Job -
Provide an exact copy of the data, excluding the images.

>> BEGIN Information supplied

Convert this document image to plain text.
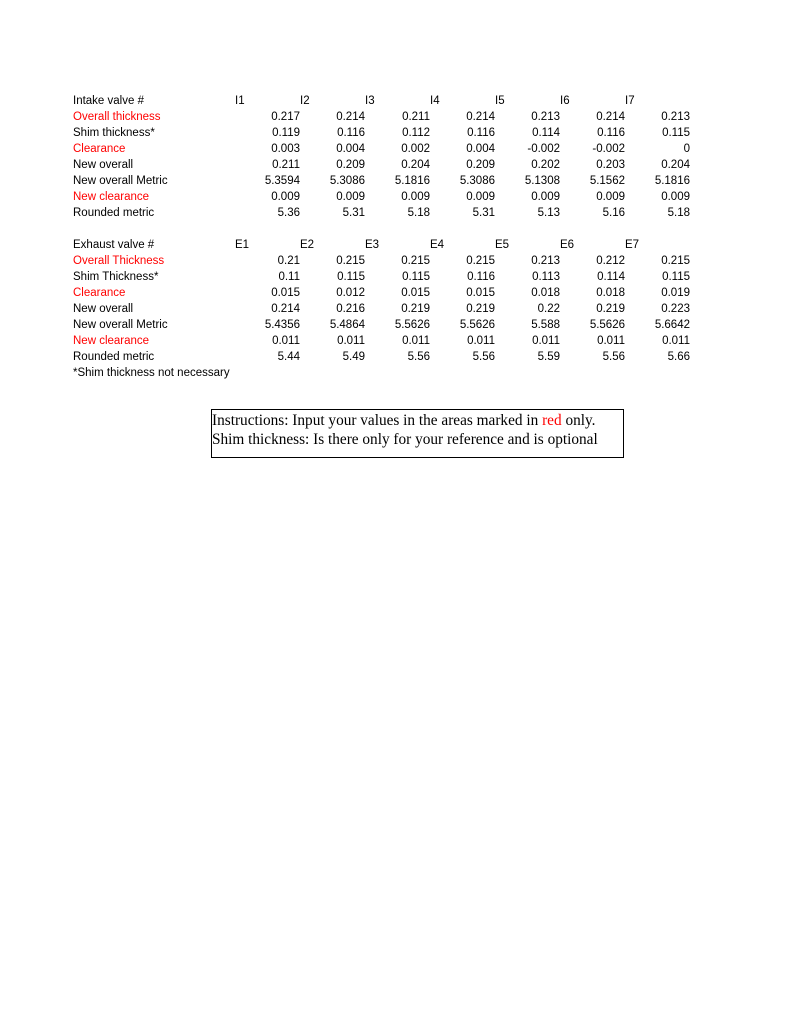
Intake valve #	I1	I2	I3	I4	I5	I6	I7
Overall thickness	0.217	0.214	0.211	0.214	0.213	0.214	0.213
Shim thickness*	0.119	0.116	0.112	0.116	0.114	0.116	0.115
Clearance	0.003	0.004	0.002	0.004	-0.002	-0.002	0
New overall	0.211	0.209	0.204	0.209	0.202	0.203	0.204
New overall Metric	5.3594	5.3086	5.1816	5.3086	5.1308	5.1562	5.1816
New clearance	0.009	0.009	0.009	0.009	0.009	0.009	0.009
Rounded metric	5.36	5.31	5.18	5.31	5.13	5.16	5.18

Exhaust valve #	E1	E2	E3	E4	E5	E6	E7
Overall Thickness	0.21	0.215	0.215	0.215	0.213	0.212	0.215
Shim Thickness*	0.11	0.115	0.115	0.116	0.113	0.114	0.115
Clearance	0.015	0.012	0.015	0.015	0.018	0.018	0.019
New overall	0.214	0.216	0.219	0.219	0.22	0.219	0.223
New overall Metric	5.4356	5.4864	5.5626	5.5626	5.588	5.5626	5.6642
New clearance	0.011	0.011	0.011	0.011	0.011	0.011	0.011
Rounded metric	5.44	5.49	5.56	5.56	5.59	5.56	5.66
*Shim thickness not necessary
Instructions: Input your values in the areas marked in red only.
Shim thickness: Is there only for your reference and is optional
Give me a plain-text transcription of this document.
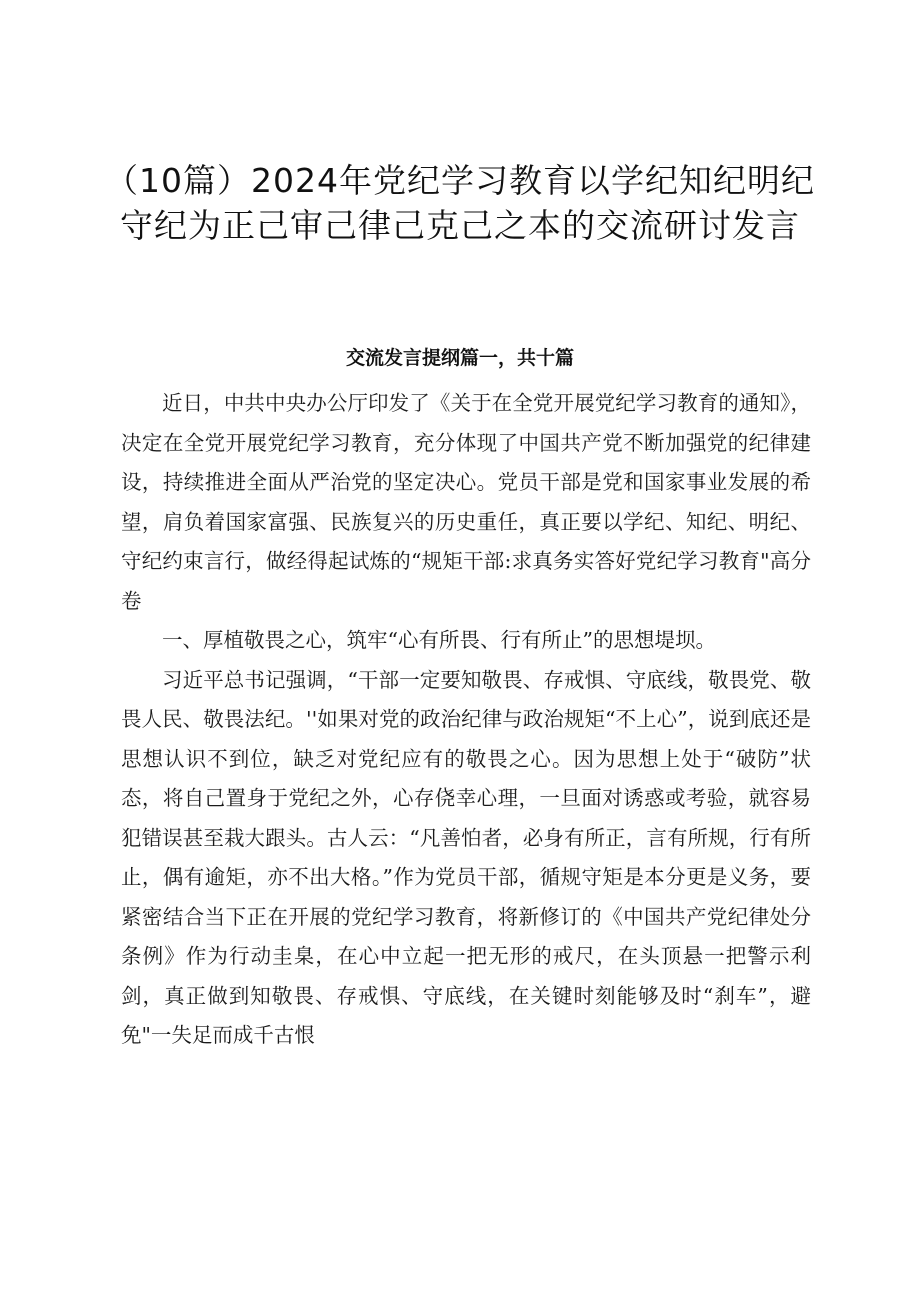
（10篇）2024年党纪学习教育以学纪知纪明纪守纪为正己审己律己克己之本的交流研讨发言
交流发言提纲篇一，共十篇

近日，中共中央办公厅印发了《关于在全党开展党纪学习教育的通知》，决定在全党开展党纪学习教育，充分体现了中国共产党不断加强党的纪律建设，持续推进全面从严治党的坚定决心。党员干部是党和国家事业发展的希望，肩负着国家富强、民族复兴的历史重任，真正要以学纪、知纪、明纪、守纪约束言行，做经得起试炼的“规矩干部:求真务实答好党纪学习教育"高分卷

一、厚植敬畏之心，筑牢“心有所畏、行有所止”的思想堤坝。

习近平总书记强调，“干部一定要知敬畏、存戒惧、守底线，敬畏党、敬畏人民、敬畏法纪。''如果对党的政治纪律与政治规矩“不上心”，说到底还是思想认识不到位，缺乏对党纪应有的敬畏之心。因为思想上处于“破防”状态，将自己置身于党纪之外，心存侥幸心理，一旦面对诱惑或考验，就容易犯错误甚至栽大跟头。古人云：“凡善怕者，必身有所正，言有所规，行有所止，偶有逾矩，亦不出大格。”作为党员干部，循规守矩是本分更是义务，要紧密结合当下正在开展的党纪学习教育，将新修订的《中国共产党纪律处分条例》作为行动圭臬，在心中立起一把无形的戒尺，在头顶悬一把警示利剑，真正做到知敬畏、存戒惧、守底线，在关键时刻能够及时“刹车”，避免"一失足而成千古恨
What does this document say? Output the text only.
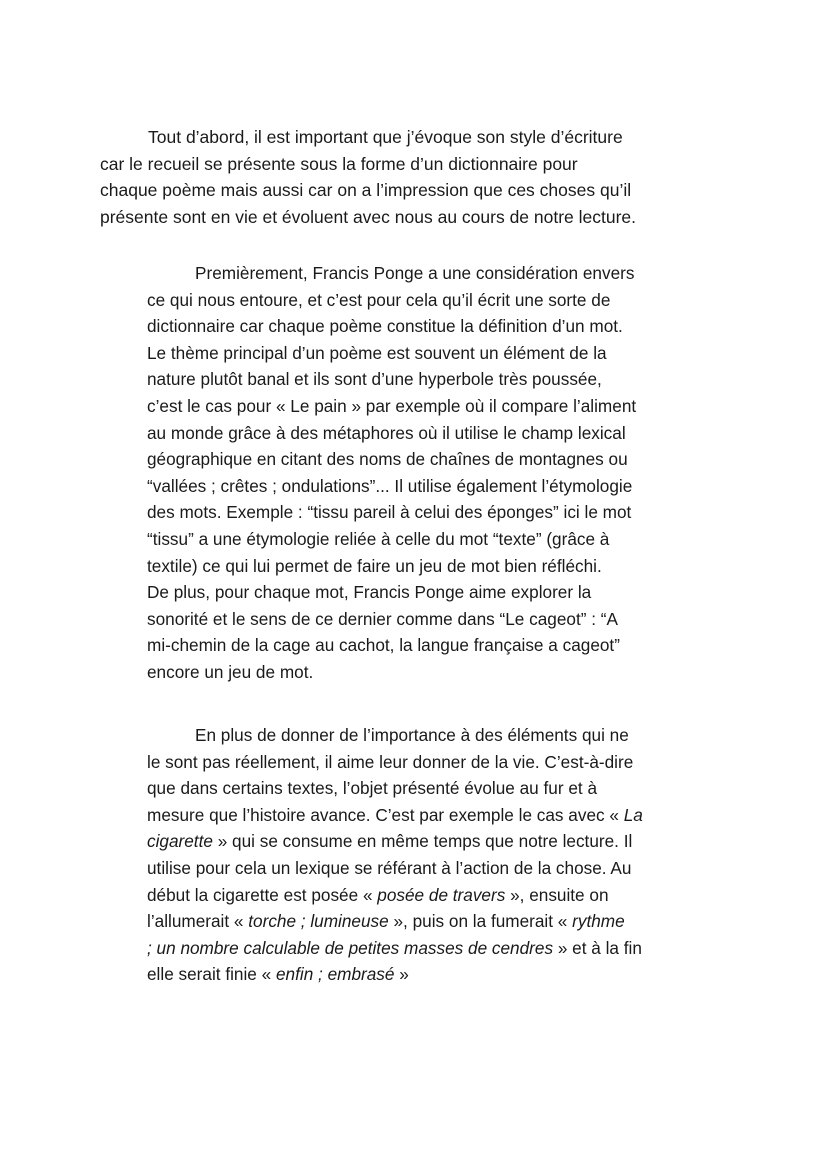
Tout d’abord, il est important que j’évoque son style d’écriture
car le recueil se présente sous la forme d’un dictionnaire pour
chaque poème mais aussi car on a l’impression que ces choses qu’il
présente sont en vie et évoluent avec nous au cours de notre lecture.

Premièrement, Francis Ponge a une considération envers
ce qui nous entoure, et c’est pour cela qu’il écrit une sorte de
dictionnaire car chaque poème constitue la définition d’un mot.
Le thème principal d’un poème est souvent un élément de la
nature plutôt banal et ils sont d’une hyperbole très poussée,
c’est le cas pour « Le pain » par exemple où il compare l’aliment
au monde grâce à des métaphores où il utilise le champ lexical
géographique en citant des noms de chaînes de montagnes ou
“vallées ; crêtes ; ondulations”... Il utilise également l’étymologie
des mots. Exemple : “tissu pareil à celui des éponges” ici le mot
“tissu” a une étymologie reliée à celle du mot “texte” (grâce à
textile) ce qui lui permet de faire un jeu de mot bien réfléchi.
De plus, pour chaque mot, Francis Ponge aime explorer la
sonorité et le sens de ce dernier comme dans “Le cageot” : “A
mi-chemin de la cage au cachot, la langue française a cageot”
encore un jeu de mot.

En plus de donner de l’importance à des éléments qui ne
le sont pas réellement, il aime leur donner de la vie. C’est-à-dire
que dans certains textes, l’objet présenté évolue au fur et à
mesure que l’histoire avance. C’est par exemple le cas avec « La
cigarette » qui se consume en même temps que notre lecture. Il
utilise pour cela un lexique se référant à l’action de la chose. Au
début la cigarette est posée « posée de travers », ensuite on
l’allumerait « torche ; lumineuse », puis on la fumerait « rythme
; un nombre calculable de petites masses de cendres » et à la fin
elle serait finie « enfin ; embrasé »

>> END Information supplied

Result of the exercise -
Convert this document image to plain text.
Intake valve #	I1	I2	I3	I4	I5	I6	I7
Overall thickness	0.217	0.214	0.211	0.214	0.213	0.214	0.213
Shim thickness*	0.119	0.116	0.112	0.116	0.114	0.116	0.115
Clearance	0.003	0.004	0.002	0.004	-0.002	-0.002	0
New overall	0.211	0.209	0.204	0.209	0.202	0.203	0.204
New overall Metric	5.3594	5.3086	5.1816	5.3086	5.1308	5.1562	5.1816
New clearance	0.009	0.009	0.009	0.009	0.009	0.009	0.009
Rounded metric	5.36	5.31	5.18	5.31	5.13	5.16	5.18

Exhaust valve #	E1	E2	E3	E4	E5	E6	E7
Overall Thickness	0.21	0.215	0.215	0.215	0.213	0.212	0.215
Shim Thickness*	0.11	0.115	0.115	0.116	0.113	0.114	0.115
Clearance	0.015	0.012	0.015	0.015	0.018	0.018	0.019
New overall	0.214	0.216	0.219	0.219	0.22	0.219	0.223
New overall Metric	5.4356	5.4864	5.5626	5.5626	5.588	5.5626	5.6642
New clearance	0.011	0.011	0.011	0.011	0.011	0.011	0.011
Rounded metric	5.44	5.49	5.56	5.56	5.59	5.56	5.66
*Shim thickness not necessary
Instructions: Input your values in the areas marked in red only.
Shim thickness: Is there only for your reference and is optional
Give me a plain-text transcription of this document.
（10篇）2024年党纪学习教育以学纪知纪明纪守纪为正己审己律己克己之本的交流研讨发言
交流发言提纲篇一，共十篇

近日，中共中央办公厅印发了《关于在全党开展党纪学习教育的通知》，决定在全党开展党纪学习教育，充分体现了中国共产党不断加强党的纪律建设，持续推进全面从严治党的坚定决心。党员干部是党和国家事业发展的希望，肩负着国家富强、民族复兴的历史重任，真正要以学纪、知纪、明纪、守纪约束言行，做经得起试炼的“规矩干部:求真务实答好党纪学习教育"高分卷

一、厚植敬畏之心，筑牢“心有所畏、行有所止”的思想堤坝。

习近平总书记强调，“干部一定要知敬畏、存戒惧、守底线，敬畏党、敬畏人民、敬畏法纪。''如果对党的政治纪律与政治规矩“不上心”，说到底还是思想认识不到位，缺乏对党纪应有的敬畏之心。因为思想上处于“破防”状态，将自己置身于党纪之外，心存侥幸心理，一旦面对诱惑或考验，就容易犯错误甚至栽大跟头。古人云：“凡善怕者，必身有所正，言有所规，行有所止，偶有逾矩，亦不出大格。”作为党员干部，循规守矩是本分更是义务，要紧密结合当下正在开展的党纪学习教育，将新修订的《中国共产党纪律处分条例》作为行动圭臬，在心中立起一把无形的戒尺，在头顶悬一把警示利剑，真正做到知敬畏、存戒惧、守底线，在关键时刻能够及时“刹车”，避免"一失足而成千古恨
What does this document say? Output the text only.
Tout d’abord, il est important que j’évoque son style d’écriture
car le recueil se présente sous la forme d’un dictionnaire pour
chaque poème mais aussi car on a l’impression que ces choses qu’il
présente sont en vie et évoluent avec nous au cours de notre lecture.

Premièrement, Francis Ponge a une considération envers
ce qui nous entoure, et c’est pour cela qu’il écrit une sorte de
dictionnaire car chaque poème constitue la définition d’un mot.
Le thème principal d’un poème est souvent un élément de la
nature plutôt banal et ils sont d’une hyperbole très poussée,
c’est le cas pour « Le pain » par exemple où il compare l’aliment
au monde grâce à des métaphores où il utilise le champ lexical
géographique en citant des noms de chaînes de montagnes ou
“vallées ; crêtes ; ondulations”... Il utilise également l’étymologie
des mots. Exemple : “tissu pareil à celui des éponges” ici le mot
“tissu” a une étymologie reliée à celle du mot “texte” (grâce à
textile) ce qui lui permet de faire un jeu de mot bien réfléchi.
De plus, pour chaque mot, Francis Ponge aime explorer la
sonorité et le sens de ce dernier comme dans “Le cageot” : “A
mi-chemin de la cage au cachot, la langue française a cageot”
encore un jeu de mot.

En plus de donner de l’importance à des éléments qui ne
le sont pas réellement, il aime leur donner de la vie. C’est-à-dire
que dans certains textes, l’objet présenté évolue au fur et à
mesure que l’histoire avance. C’est par exemple le cas avec « La
cigarette » qui se consume en même temps que notre lecture. Il
utilise pour cela un lexique se référant à l’action de la chose. Au
début la cigarette est posée « posée de travers », ensuite on
l’allumerait « torche ; lumineuse », puis on la fumerait « rythme
; un nombre calculable de petites masses de cendres » et à la fin
elle serait finie « enfin ; embrasé »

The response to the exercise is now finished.